- WHAT TO DO: Set down, in full, every record in the block.

- INFORMATION GIVEN:

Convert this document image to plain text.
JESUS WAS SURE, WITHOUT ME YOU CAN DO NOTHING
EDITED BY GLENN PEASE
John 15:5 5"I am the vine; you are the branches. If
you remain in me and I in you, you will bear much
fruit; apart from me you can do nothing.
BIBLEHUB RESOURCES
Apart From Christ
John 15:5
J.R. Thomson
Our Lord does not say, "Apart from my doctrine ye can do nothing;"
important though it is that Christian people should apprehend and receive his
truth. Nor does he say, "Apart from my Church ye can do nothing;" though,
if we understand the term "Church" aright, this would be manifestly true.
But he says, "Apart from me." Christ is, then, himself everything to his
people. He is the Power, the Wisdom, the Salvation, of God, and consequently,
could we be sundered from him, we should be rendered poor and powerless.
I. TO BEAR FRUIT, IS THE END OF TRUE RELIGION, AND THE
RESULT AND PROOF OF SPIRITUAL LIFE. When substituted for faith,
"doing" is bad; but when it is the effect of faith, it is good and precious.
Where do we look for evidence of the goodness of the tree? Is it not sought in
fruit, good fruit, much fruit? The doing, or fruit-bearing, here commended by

- RESULT FOR THIS EXERCISE:
Convert this document image to plain text.
JESUS WAS SURE, WITHOUT ME YOU CAN DO NOTHING
EDITED BY GLENN PEASE
John 15:5 5"I am the vine; you are the branches. If
you remain in me and I in you, you will bear much
fruit; apart from me you can do nothing.
BIBLEHUB RESOURCES
Apart From Christ
John 15:5
J.R. Thomson
Our Lord does not say, "Apart from my doctrine ye can do nothing;"
important though it is that Christian people should apprehend and receive his
truth. Nor does he say, "Apart from my Church ye can do nothing;" though,
if we understand the term "Church" aright, this would be manifestly true.
But he says, "Apart from me." Christ is, then, himself everything to his
people. He is the Power, the Wisdom, the Salvation, of God, and consequently,
could we be sundered from him, we should be rendered poor and powerless.
I. TO BEAR FRUIT, IS THE END OF TRUE RELIGION, AND THE
RESULT AND PROOF OF SPIRITUAL LIFE. When substituted for faith,
"doing" is bad; but when it is the effect of faith, it is good and precious.
Where do we look for evidence of the goodness of the tree? Is it not sought in
fruit, good fruit, much fruit? The doing, or fruit-bearing, here commended by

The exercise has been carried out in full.